◆ **Problem details**
From the listing below, pull out all lines with "hoàn" in them.

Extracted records
════
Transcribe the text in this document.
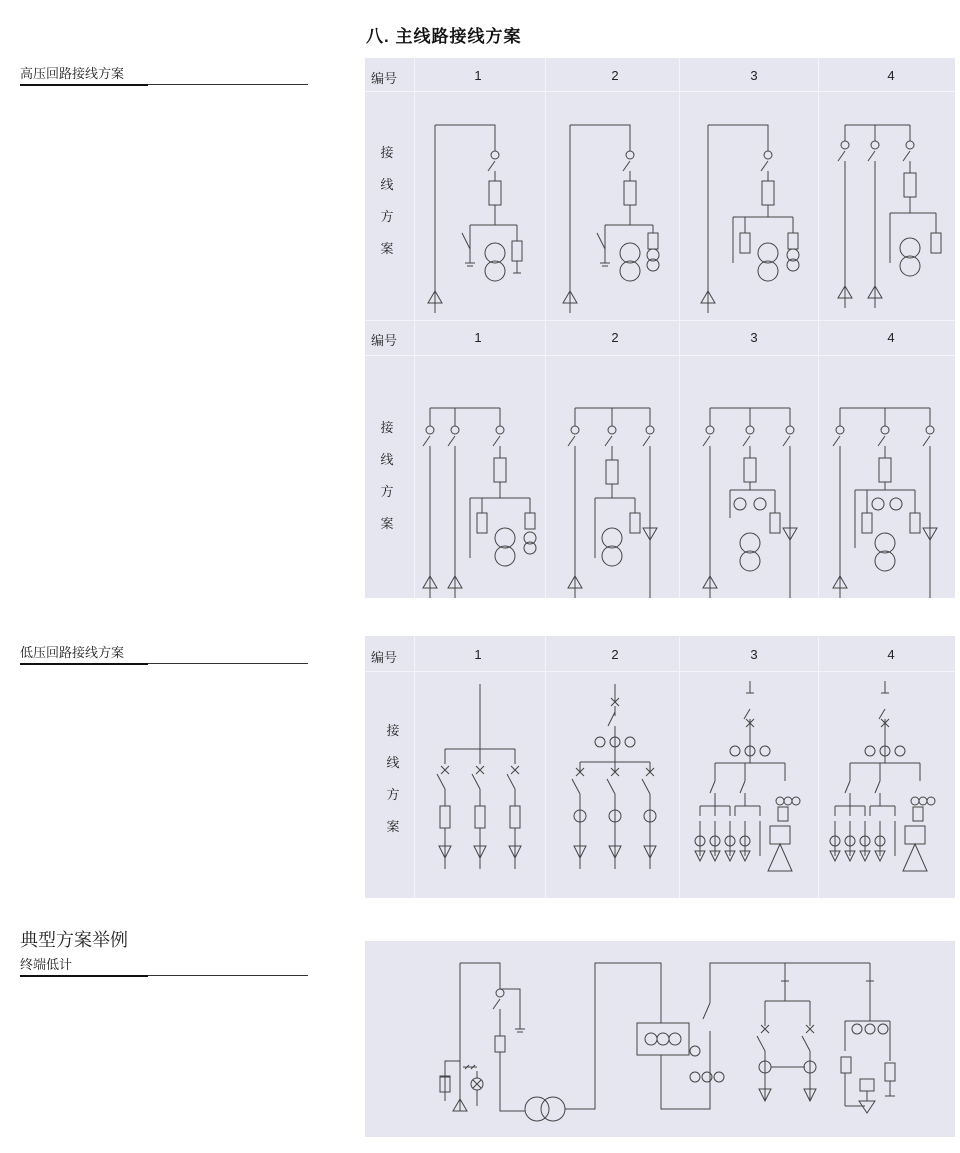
八. 主线路接线方案
高压回路接线方案
低压回路接线方案
典型方案举例
终端低计
编号	1	2	3	4
接
线
方
案
编号	1	2	3	4
接
线
方
案
编号	1	2	3	4
接
线
方
案
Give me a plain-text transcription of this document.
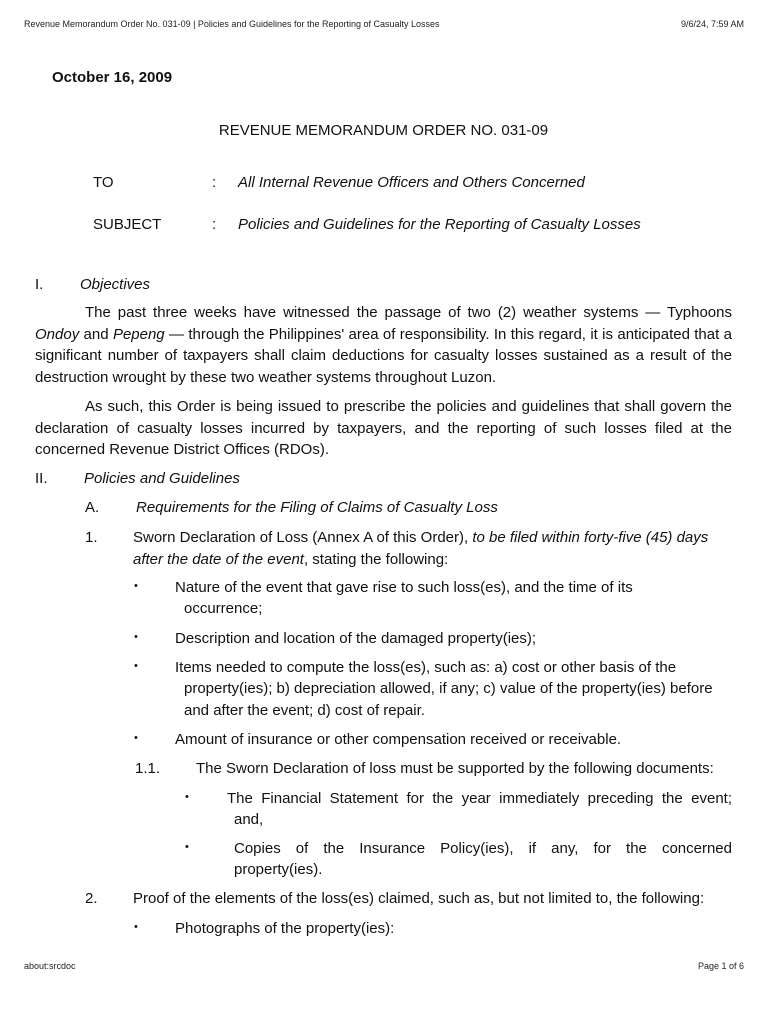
Revenue Memorandum Order No. 031-09 | Policies and Guidelines for the Reporting of Casualty Losses	9/6/24, 7:59 AM
October 16, 2009
REVENUE MEMORANDUM ORDER NO. 031-09
TO	: All Internal Revenue Officers and Others Concerned
SUBJECT	: Policies and Guidelines for the Reporting of Casualty Losses
I. Objectives
The past three weeks have witnessed the passage of two (2) weather systems — Typhoons Ondoy and Pepeng — through the Philippines' area of responsibility. In this regard, it is anticipated that a significant number of taxpayers shall claim deductions for casualty losses sustained as a result of the destruction wrought by these two weather systems throughout Luzon.
As such, this Order is being issued to prescribe the policies and guidelines that shall govern the declaration of casualty losses incurred by taxpayers, and the reporting of such losses filed at the concerned Revenue District Offices (RDOs).
II. Policies and Guidelines
A. Requirements for the Filing of Claims of Casualty Loss
1. Sworn Declaration of Loss (Annex A of this Order), to be filed within forty-five (45) days after the date of the event, stating the following:
• Nature of the event that gave rise to such loss(es), and the time of its
occurrence;
• Description and location of the damaged property(ies);
• Items needed to compute the loss(es), such as: a) cost or other basis of the
property(ies); b) depreciation allowed, if any; c) value of the property(ies) before
and after the event; d) cost of repair.
• Amount of insurance or other compensation received or receivable.
1.1. The Sworn Declaration of loss must be supported by the following documents:
•	The Financial Statement for the year immediately preceding the event;
and,
•	Copies of the Insurance Policy(ies), if any, for the concerned
property(ies).
2. Proof of the elements of the loss(es) claimed, such as, but not limited to, the following:
• Photographs of the property(ies):
about:srcdoc	Page 1 of 6
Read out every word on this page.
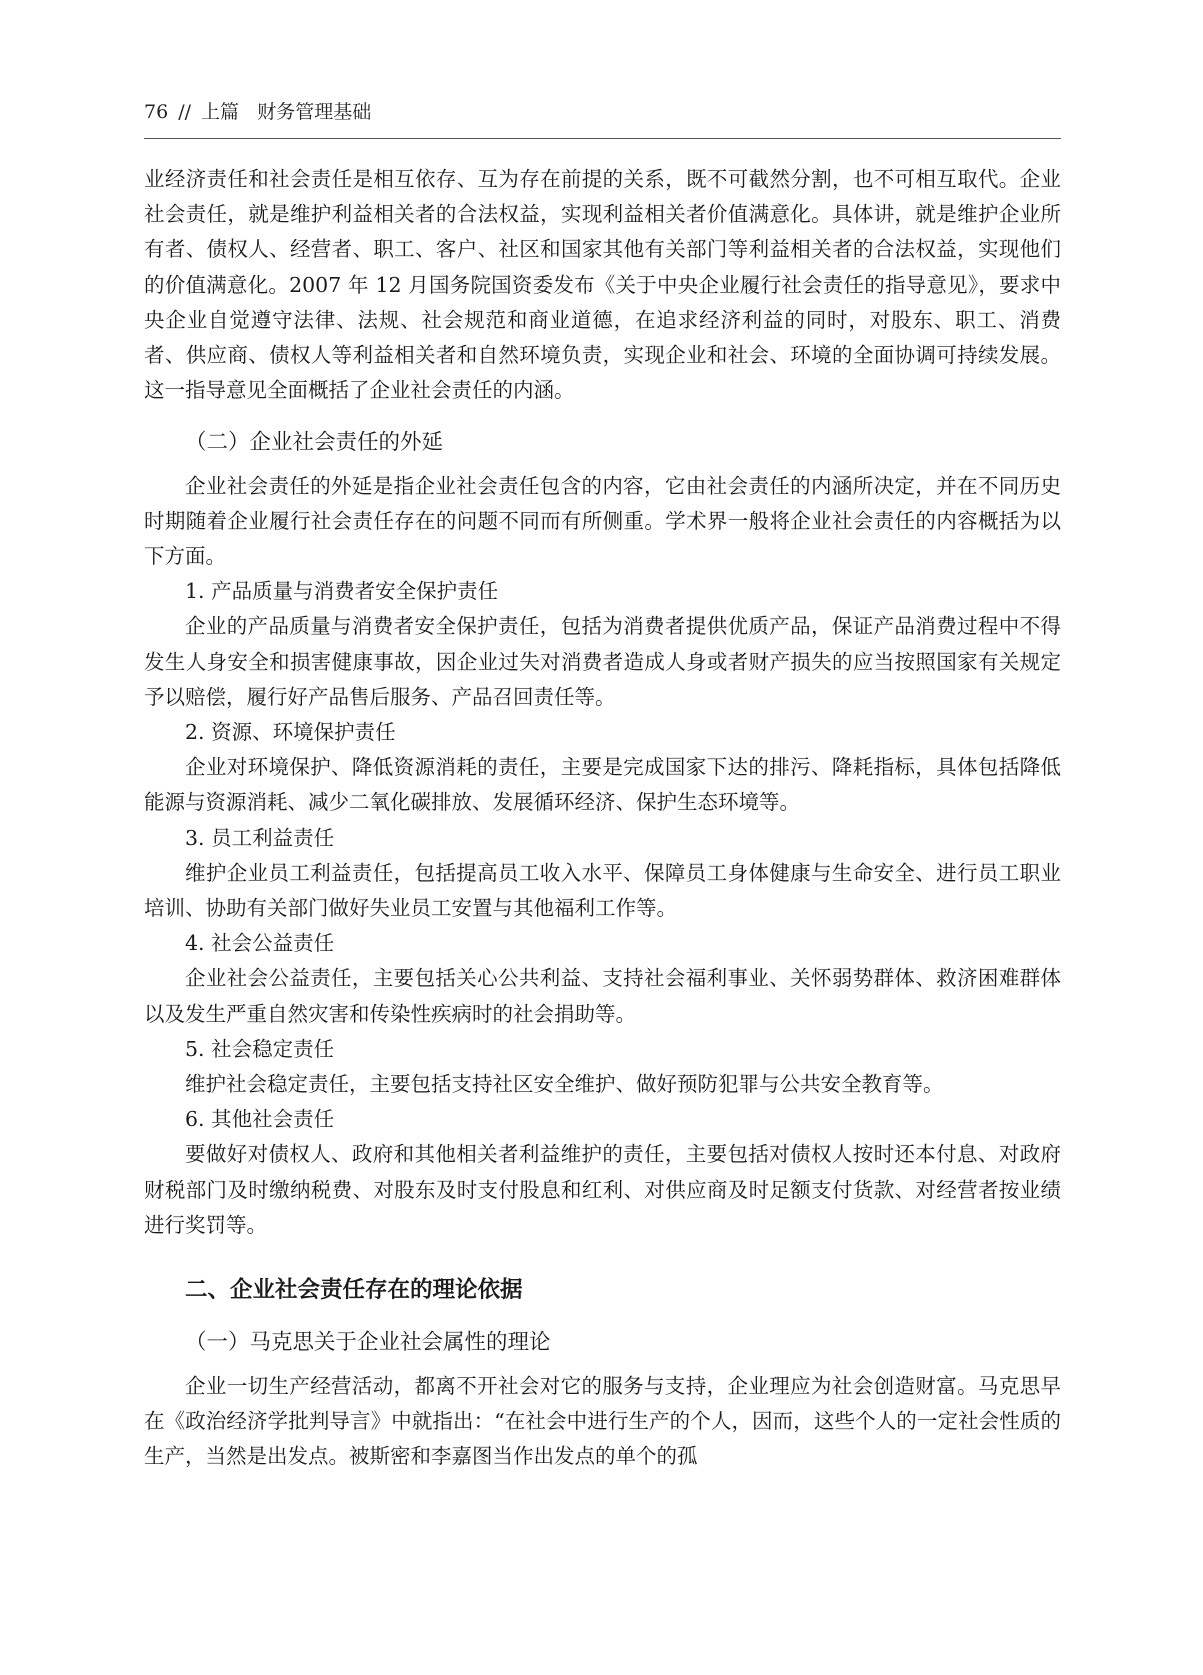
76 // 上篇 财务管理基础

业经济责任和社会责任是相互依存、互为存在前提的关系，既不可截然分割，也不可相互取代。企业社会责任，就是维护利益相关者的合法权益，实现利益相关者价值满意化。具体讲，就是维护企业所有者、债权人、经营者、职工、客户、社区和国家其他有关部门等利益相关者的合法权益，实现他们的价值满意化。2007 年 12 月国务院国资委发布《关于中央企业履行社会责任的指导意见》，要求中央企业自觉遵守法律、法规、社会规范和商业道德，在追求经济利益的同时，对股东、职工、消费者、供应商、债权人等利益相关者和自然环境负责，实现企业和社会、环境的全面协调可持续发展。这一指导意见全面概括了企业社会责任的内涵。

（二）企业社会责任的外延

企业社会责任的外延是指企业社会责任包含的内容，它由社会责任的内涵所决定，并在不同历史时期随着企业履行社会责任存在的问题不同而有所侧重。学术界一般将企业社会责任的内容概括为以下方面。

1. 产品质量与消费者安全保护责任

企业的产品质量与消费者安全保护责任，包括为消费者提供优质产品，保证产品消费过程中不得发生人身安全和损害健康事故，因企业过失对消费者造成人身或者财产损失的应当按照国家有关规定予以赔偿，履行好产品售后服务、产品召回责任等。

2. 资源、环境保护责任

企业对环境保护、降低资源消耗的责任，主要是完成国家下达的排污、降耗指标，具体包括降低能源与资源消耗、减少二氧化碳排放、发展循环经济、保护生态环境等。

3. 员工利益责任

维护企业员工利益责任，包括提高员工收入水平、保障员工身体健康与生命安全、进行员工职业培训、协助有关部门做好失业员工安置与其他福利工作等。

4. 社会公益责任

企业社会公益责任，主要包括关心公共利益、支持社会福利事业、关怀弱势群体、救济困难群体以及发生严重自然灾害和传染性疾病时的社会捐助等。

5. 社会稳定责任

维护社会稳定责任，主要包括支持社区安全维护、做好预防犯罪与公共安全教育等。

6. 其他社会责任

要做好对债权人、政府和其他相关者利益维护的责任，主要包括对债权人按时还本付息、对政府财税部门及时缴纳税费、对股东及时支付股息和红利、对供应商及时足额支付货款、对经营者按业绩进行奖罚等。

二、企业社会责任存在的理论依据
（一）马克思关于企业社会属性的理论

企业一切生产经营活动，都离不开社会对它的服务与支持，企业理应为社会创造财富。马克思早在《政治经济学批判导言》中就指出：“在社会中进行生产的个人，因而，这些个人的一定社会性质的生产，当然是出发点。被斯密和李嘉图当作出发点的单个的孤
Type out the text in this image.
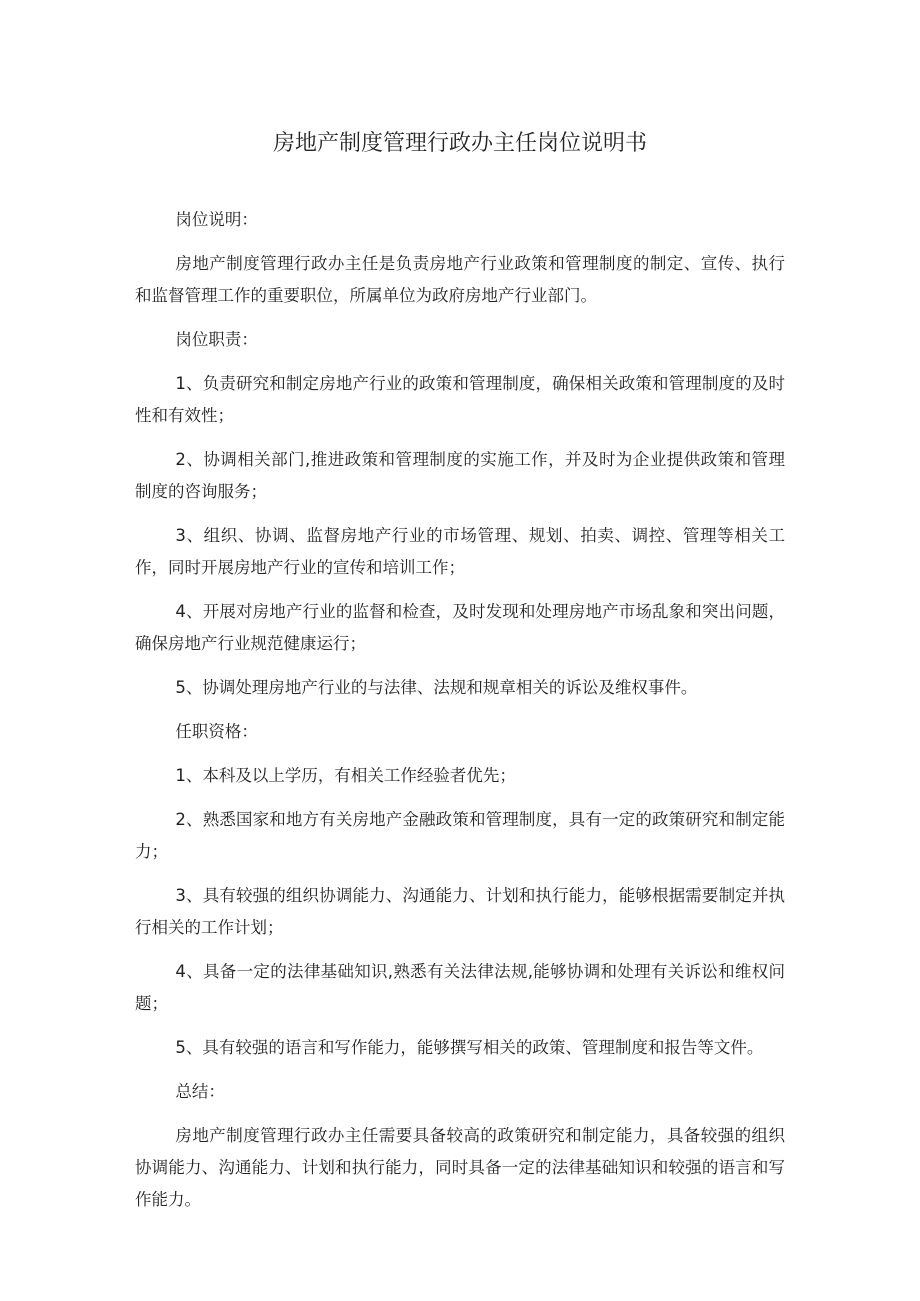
房地产制度管理行政办主任岗位说明书

岗位说明：

房地产制度管理行政办主任是负责房地产行业政策和管理制度的制定、宣传、执行和监督管理工作的重要职位，所属单位为政府房地产行业部门。

岗位职责：

1、负责研究和制定房地产行业的政策和管理制度，确保相关政策和管理制度的及时性和有效性；

2、协调相关部门,推进政策和管理制度的实施工作，并及时为企业提供政策和管理制度的咨询服务；

3、组织、协调、监督房地产行业的市场管理、规划、拍卖、调控、管理等相关工作，同时开展房地产行业的宣传和培训工作；

4、开展对房地产行业的监督和检查，及时发现和处理房地产市场乱象和突出问题，确保房地产行业规范健康运行；

5、协调处理房地产行业的与法律、法规和规章相关的诉讼及维权事件。

任职资格：

1、本科及以上学历，有相关工作经验者优先；

2、熟悉国家和地方有关房地产金融政策和管理制度，具有一定的政策研究和制定能力；

3、具有较强的组织协调能力、沟通能力、计划和执行能力，能够根据需要制定并执行相关的工作计划；

4、具备一定的法律基础知识,熟悉有关法律法规,能够协调和处理有关诉讼和维权问题；

5、具有较强的语言和写作能力，能够撰写相关的政策、管理制度和报告等文件。

总结：

房地产制度管理行政办主任需要具备较高的政策研究和制定能力，具备较强的组织协调能力、沟通能力、计划和执行能力，同时具备一定的法律基础知识和较强的语言和写作能力。
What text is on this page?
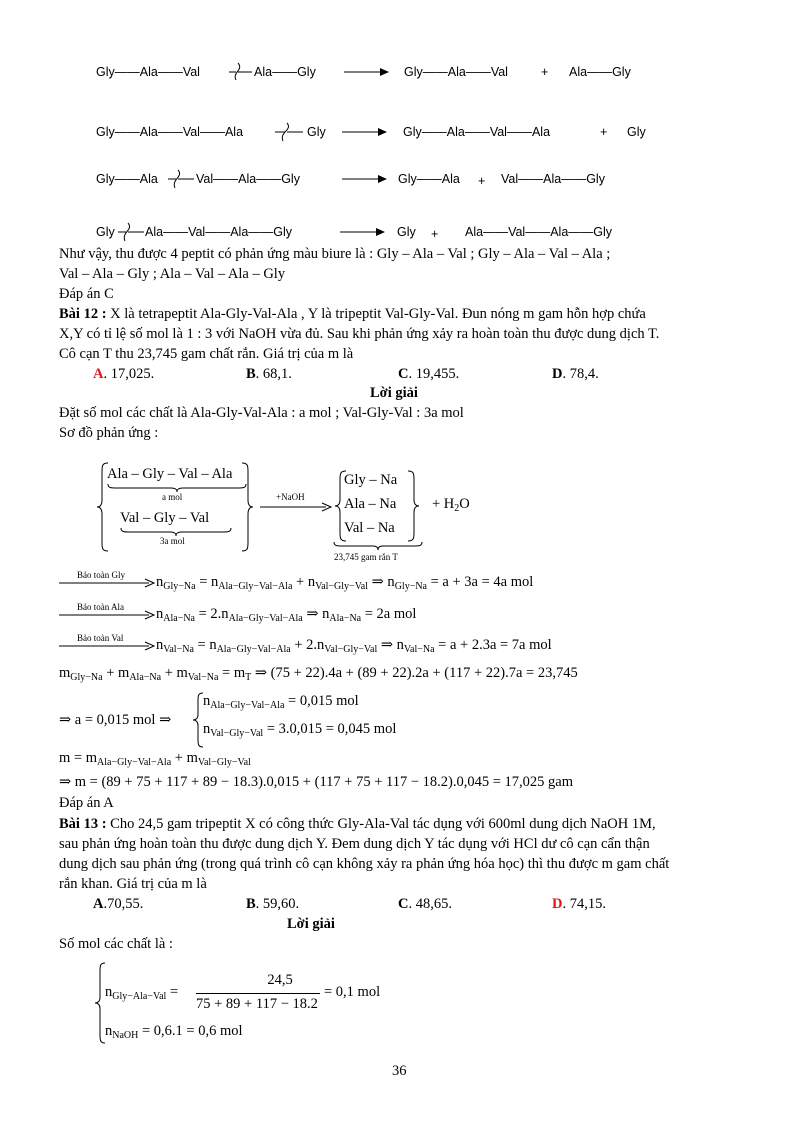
Gly——Ala——Val	Ala——Gly	Gly——Ala——Val	+ Ala——Gly
Gly——Ala——Val——Ala	Gly	Gly——Ala——Val——Ala	+ Gly
Gly——Ala	Val——Ala——Gly	Gly——Ala + Val——Ala——Gly
Gly Ala——Val——Ala——Gly	Gly + Ala——Val——Ala——Gly
Như vậy, thu được 4 peptit có phản ứng màu biure là : Gly – Ala – Val ; Gly – Ala – Val – Ala ;
Val – Ala – Gly ; Ala – Val – Ala – Gly
Đáp án C
Bài 12 : X là tetrapeptit Ala-Gly-Val-Ala , Y là tripeptit Val-Gly-Val. Đun nóng m gam hỗn hợp chứa
X,Y có tỉ lệ số mol là 1 : 3 với NaOH vừa đủ. Sau khi phản ứng xảy ra hoàn toàn thu được dung dịch T.
Cô cạn T thu 23,745 gam chất rắn. Giá trị của m là
A. 17,025.	B. 68,1.	C. 19,455.	D. 78,4.
Lời giải
Đặt số mol các chất là Ala-Gly-Val-Ala : a mol ; Val-Gly-Val : 3a mol
Sơ đồ phản ứng :
Ala – Gly – Val – Ala
a mol
Val – Gly – Val
3a mol
+NaOH
Gly – Na
Ala – Na
Val – Na
23,745 gam rắn T
+ $H_2O$
Bảo toàn Gly $n_{Gly-Na} = n_{Ala-Gly-Val-Ala} + n_{Val-Gly-Val}$ ⇒ $n_{Gly-Na} = a + 3a = 4a$ mol
Bảo toàn Ala $n_{Ala-Na} = 2.n_{Ala-Gly-Val-Ala}$ ⇒ $n_{Ala-Na} = 2a$ mol
Bảo toàn Val $n_{Val-Na} = n_{Ala-Gly-Val-Ala} + 2.n_{Val-Gly-Val}$ ⇒ $n_{Val-Na} = a + 2.3a = 7a$ mol
$m_{Gly-Na} + m_{Ala-Na} + m_{Val-Na} = m_T$ ⇒ (75 + 22).4a + (89 + 22).2a + (117 + 22).7a = 23,745
⇒ a = 0,015 mol ⇒
$n_{Ala-Gly-Val-Ala} = 0,015$ mol
$n_{Val-Gly-Val} = 3.0,015 = 0,045$ mol
$m = m_{Ala-Gly-Val-Ala} + m_{Val-Gly-Val}$
⇒ m = (89 + 75 + 117 + 89 − 18.3).0,015 + (117 + 75 + 117 − 18.2).0,045 = 17,025 gam
Đáp án A
Bài 13 : Cho 24,5 gam tripeptit X có công thức Gly-Ala-Val tác dụng với 600ml dung dịch NaOH 1M,
sau phản ứng hoàn toàn thu được dung dịch Y. Đem dung dịch Y tác dụng với HCl dư cô cạn cẩn thận
dung dịch sau phản ứng (trong quá trình cô cạn không xảy ra phản ứng hóa học) thì thu được m gam chất
rắn khan. Giá trị của m là
A.70,55.	B. 59,60.	C. 48,65.	D. 74,15.
Lời giải
Số mol các chất là :
$n_{Gly-Ala-Val}$ =
24,5
75 + 89 + 117 − 18.2
= 0,1 mol
$n_{NaOH} = 0,6.1 = 0,6$ mol
36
════
◆ **Written solution**
X,Y có tỉ lệ số mol là 1 : 3 với NaOH vừa đủ. Sau khi phản ứng xảy ra hoàn toàn thu được dung dịch T.
sau phản ứng hoàn toàn thu được dung dịch Y. Đem dung dịch Y tác dụng với HCl dư cô cạn cẩn thận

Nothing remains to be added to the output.